## WHAT IS EXPECTED
Write each record again exactly as it stands.

## Entries from a dataset
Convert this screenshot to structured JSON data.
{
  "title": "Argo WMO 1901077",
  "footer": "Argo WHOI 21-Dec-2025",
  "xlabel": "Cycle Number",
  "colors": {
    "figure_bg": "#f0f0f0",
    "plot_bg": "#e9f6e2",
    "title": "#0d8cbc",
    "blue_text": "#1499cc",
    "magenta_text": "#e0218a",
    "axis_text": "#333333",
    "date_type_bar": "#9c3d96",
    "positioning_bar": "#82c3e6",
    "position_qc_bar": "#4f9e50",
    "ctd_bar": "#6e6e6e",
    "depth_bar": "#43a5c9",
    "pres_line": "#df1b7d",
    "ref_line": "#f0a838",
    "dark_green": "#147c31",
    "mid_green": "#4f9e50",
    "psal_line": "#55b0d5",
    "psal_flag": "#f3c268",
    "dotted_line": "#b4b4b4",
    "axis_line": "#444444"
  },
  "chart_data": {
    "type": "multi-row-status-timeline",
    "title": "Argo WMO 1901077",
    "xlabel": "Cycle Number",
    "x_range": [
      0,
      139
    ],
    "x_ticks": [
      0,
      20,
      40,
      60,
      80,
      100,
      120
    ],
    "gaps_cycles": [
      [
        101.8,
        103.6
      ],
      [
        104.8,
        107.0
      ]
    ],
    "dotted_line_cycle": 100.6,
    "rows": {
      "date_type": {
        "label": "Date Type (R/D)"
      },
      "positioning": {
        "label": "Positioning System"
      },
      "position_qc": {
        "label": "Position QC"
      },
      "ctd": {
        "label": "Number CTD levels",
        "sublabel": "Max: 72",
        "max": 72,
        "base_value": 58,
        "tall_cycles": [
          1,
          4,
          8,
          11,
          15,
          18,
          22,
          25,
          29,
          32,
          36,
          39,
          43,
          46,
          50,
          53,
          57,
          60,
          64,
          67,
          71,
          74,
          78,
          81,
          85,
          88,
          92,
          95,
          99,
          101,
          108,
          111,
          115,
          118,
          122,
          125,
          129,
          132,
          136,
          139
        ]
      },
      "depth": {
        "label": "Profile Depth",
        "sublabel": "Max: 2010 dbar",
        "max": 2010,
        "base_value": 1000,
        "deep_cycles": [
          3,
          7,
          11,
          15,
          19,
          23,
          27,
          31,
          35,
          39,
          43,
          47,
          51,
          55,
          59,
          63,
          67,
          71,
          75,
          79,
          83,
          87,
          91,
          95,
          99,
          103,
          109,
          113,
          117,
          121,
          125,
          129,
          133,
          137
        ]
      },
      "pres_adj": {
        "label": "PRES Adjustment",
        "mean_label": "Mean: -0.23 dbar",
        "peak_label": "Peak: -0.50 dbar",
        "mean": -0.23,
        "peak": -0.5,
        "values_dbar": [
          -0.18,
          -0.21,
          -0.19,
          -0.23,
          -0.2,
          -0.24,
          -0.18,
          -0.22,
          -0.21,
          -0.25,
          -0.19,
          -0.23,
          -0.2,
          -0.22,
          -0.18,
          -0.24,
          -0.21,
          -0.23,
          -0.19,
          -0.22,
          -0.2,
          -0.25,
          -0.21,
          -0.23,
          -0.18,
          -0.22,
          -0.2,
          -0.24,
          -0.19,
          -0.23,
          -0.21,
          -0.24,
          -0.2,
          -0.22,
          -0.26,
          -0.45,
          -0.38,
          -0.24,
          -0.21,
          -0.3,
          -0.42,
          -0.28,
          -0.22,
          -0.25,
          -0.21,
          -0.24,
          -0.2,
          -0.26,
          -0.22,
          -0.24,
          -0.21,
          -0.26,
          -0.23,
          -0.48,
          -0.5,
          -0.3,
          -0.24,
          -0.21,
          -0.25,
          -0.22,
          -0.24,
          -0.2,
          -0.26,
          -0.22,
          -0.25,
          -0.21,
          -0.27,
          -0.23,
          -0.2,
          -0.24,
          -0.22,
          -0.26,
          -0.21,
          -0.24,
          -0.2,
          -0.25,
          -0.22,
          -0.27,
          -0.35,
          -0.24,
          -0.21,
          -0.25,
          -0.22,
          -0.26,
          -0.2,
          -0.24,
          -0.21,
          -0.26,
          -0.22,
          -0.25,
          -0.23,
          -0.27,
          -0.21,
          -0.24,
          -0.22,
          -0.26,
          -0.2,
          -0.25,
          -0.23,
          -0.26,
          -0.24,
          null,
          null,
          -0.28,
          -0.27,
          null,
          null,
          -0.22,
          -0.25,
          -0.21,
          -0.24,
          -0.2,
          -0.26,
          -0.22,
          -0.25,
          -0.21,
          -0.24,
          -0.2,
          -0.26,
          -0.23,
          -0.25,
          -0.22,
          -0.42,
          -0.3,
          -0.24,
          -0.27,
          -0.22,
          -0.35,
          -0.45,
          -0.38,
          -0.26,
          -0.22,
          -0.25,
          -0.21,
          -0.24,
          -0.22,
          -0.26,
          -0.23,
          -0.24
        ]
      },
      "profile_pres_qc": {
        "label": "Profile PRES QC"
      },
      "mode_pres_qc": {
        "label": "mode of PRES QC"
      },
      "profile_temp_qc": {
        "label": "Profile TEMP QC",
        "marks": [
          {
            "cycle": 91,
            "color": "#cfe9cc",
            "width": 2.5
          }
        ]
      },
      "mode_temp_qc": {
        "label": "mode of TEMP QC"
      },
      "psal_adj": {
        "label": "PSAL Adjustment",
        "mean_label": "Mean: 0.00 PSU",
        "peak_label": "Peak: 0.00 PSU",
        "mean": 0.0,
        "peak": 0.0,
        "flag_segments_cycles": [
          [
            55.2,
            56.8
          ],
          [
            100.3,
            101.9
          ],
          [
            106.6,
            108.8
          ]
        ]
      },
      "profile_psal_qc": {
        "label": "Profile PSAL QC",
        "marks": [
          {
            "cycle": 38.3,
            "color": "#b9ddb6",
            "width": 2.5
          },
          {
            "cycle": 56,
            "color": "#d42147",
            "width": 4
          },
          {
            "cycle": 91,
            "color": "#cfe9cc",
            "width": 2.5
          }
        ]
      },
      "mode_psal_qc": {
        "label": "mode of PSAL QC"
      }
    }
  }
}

## TASK RESULT
Convert this screenshot to structured JSON data.
{
  "title": "Argo WMO 1901077",
  "footer": "Argo WHOI 21-Dec-2025",
  "xlabel": "Cycle Number",
  "colors": {
    "figure_bg": "#f0f0f0",
    "plot_bg": "#e9f6e2",
    "title": "#0d8cbc",
    "blue_text": "#1499cc",
    "magenta_text": "#e0218a",
    "axis_text": "#333333",
    "date_type_bar": "#9c3d96",
    "positioning_bar": "#82c3e6",
    "position_qc_bar": "#4f9e50",
    "ctd_bar": "#6e6e6e",
    "depth_bar": "#43a5c9",
    "pres_line": "#df1b7d",
    "ref_line": "#f0a838",
    "dark_green": "#147c31",
    "mid_green": "#4f9e50",
    "psal_line": "#55b0d5",
    "psal_flag": "#f3c268",
    "dotted_line": "#b4b4b4",
    "axis_line": "#444444"
  },
  "chart_data": {
    "type": "multi-row-status-timeline",
    "title": "Argo WMO 1901077",
    "xlabel": "Cycle Number",
    "x_range": [
      0,
      139
    ],
    "x_ticks": [
      0,
      20,
      40,
      60,
      80,
      100,
      120
    ],
    "gaps_cycles": [
      [
        101.8,
        103.6
      ],
      [
        104.8,
        107.0
      ]
    ],
    "dotted_line_cycle": 100.6,
    "rows": {
      "date_type": {
        "label": "Date Type (R/D)"
      },
      "positioning": {
        "label": "Positioning System"
      },
      "position_qc": {
        "label": "Position QC"
      },
      "ctd": {
        "label": "Number CTD levels",
        "sublabel": "Max: 72",
        "max": 72,
        "base_value": 58,
        "tall_cycles": [
          1,
          4,
          8,
          11,
          15,
          18,
          22,
          25,
          29,
          32,
          36,
          39,
          43,
          46,
          50,
          53,
          57,
          60,
          64,
          67,
          71,
          74,
          78,
          81,
          85,
          88,
          92,
          95,
          99,
          101,
          108,
          111,
          115,
          118,
          122,
          125,
          129,
          132,
          136,
          139
        ]
      },
      "depth": {
        "label": "Profile Depth",
        "sublabel": "Max: 2010 dbar",
        "max": 2010,
        "base_value": 1000,
        "deep_cycles": [
          3,
          7,
          11,
          15,
          19,
          23,
          27,
          31,
          35,
          39,
          43,
          47,
          51,
          55,
          59,
          63,
          67,
          71,
          75,
          79,
          83,
          87,
          91,
          95,
          99,
          103,
          109,
          113,
          117,
          121,
          125,
          129,
          133,
          137
        ]
      },
      "pres_adj": {
        "label": "PRES Adjustment",
        "mean_label": "Mean: -0.23 dbar",
        "peak_label": "Peak: -0.50 dbar",
        "mean": -0.23,
        "peak": -0.5,
        "values_dbar": [
          -0.18,
          -0.21,
          -0.19,
          -0.23,
          -0.2,
          -0.24,
          -0.18,
          -0.22,
          -0.21,
          -0.25,
          -0.19,
          -0.23,
          -0.2,
          -0.22,
          -0.18,
          -0.24,
          -0.21,
          -0.23,
          -0.19,
          -0.22,
          -0.2,
          -0.25,
          -0.21,
          -0.23,
          -0.18,
          -0.22,
          -0.2,
          -0.24,
          -0.19,
          -0.23,
          -0.21,
          -0.24,
          -0.2,
          -0.22,
          -0.26,
          -0.45,
          -0.38,
          -0.24,
          -0.21,
          -0.3,
          -0.42,
          -0.28,
          -0.22,
          -0.25,
          -0.21,
          -0.24,
          -0.2,
          -0.26,
          -0.22,
          -0.24,
          -0.21,
          -0.26,
          -0.23,
          -0.48,
          -0.5,
          -0.3,
          -0.24,
          -0.21,
          -0.25,
          -0.22,
          -0.24,
          -0.2,
          -0.26,
          -0.22,
          -0.25,
          -0.21,
          -0.27,
          -0.23,
          -0.2,
          -0.24,
          -0.22,
          -0.26,
          -0.21,
          -0.24,
          -0.2,
          -0.25,
          -0.22,
          -0.27,
          -0.35,
          -0.24,
          -0.21,
          -0.25,
          -0.22,
          -0.26,
          -0.2,
          -0.24,
          -0.21,
          -0.26,
          -0.22,
          -0.25,
          -0.23,
          -0.27,
          -0.21,
          -0.24,
          -0.22,
          -0.26,
          -0.2,
          -0.25,
          -0.23,
          -0.26,
          -0.24,
          null,
          null,
          -0.28,
          -0.27,
          null,
          null,
          -0.22,
          -0.25,
          -0.21,
          -0.24,
          -0.2,
          -0.26,
          -0.22,
          -0.25,
          -0.21,
          -0.24,
          -0.2,
          -0.26,
          -0.23,
          -0.25,
          -0.22,
          -0.42,
          -0.3,
          -0.24,
          -0.27,
          -0.22,
          -0.35,
          -0.45,
          -0.38,
          -0.26,
          -0.22,
          -0.25,
          -0.21,
          -0.24,
          -0.22,
          -0.26,
          -0.23,
          -0.24
        ]
      },
      "profile_pres_qc": {
        "label": "Profile PRES QC"
      },
      "mode_pres_qc": {
        "label": "mode of PRES QC"
      },
      "profile_temp_qc": {
        "label": "Profile TEMP QC",
        "marks": [
          {
            "cycle": 91,
            "color": "#cfe9cc",
            "width": 2.5
          }
        ]
      },
      "mode_temp_qc": {
        "label": "mode of TEMP QC"
      },
      "psal_adj": {
        "label": "PSAL Adjustment",
        "mean_label": "Mean: 0.00 PSU",
        "peak_label": "Peak: 0.00 PSU",
        "mean": 0.0,
        "peak": 0.0,
        "flag_segments_cycles": [
          [
            55.2,
            56.8
          ],
          [
            100.3,
            101.9
          ],
          [
            106.6,
            108.8
          ]
        ]
      },
      "profile_psal_qc": {
        "label": "Profile PSAL QC",
        "marks": [
          {
            "cycle": 38.3,
            "color": "#b9ddb6",
            "width": 2.5
          },
          {
            "cycle": 56,
            "color": "#d42147",
            "width": 4
          },
          {
            "cycle": 91,
            "color": "#cfe9cc",
            "width": 2.5
          }
        ]
      },
      "mode_psal_qc": {
        "label": "mode of PSAL QC"
      }
    }
  }
}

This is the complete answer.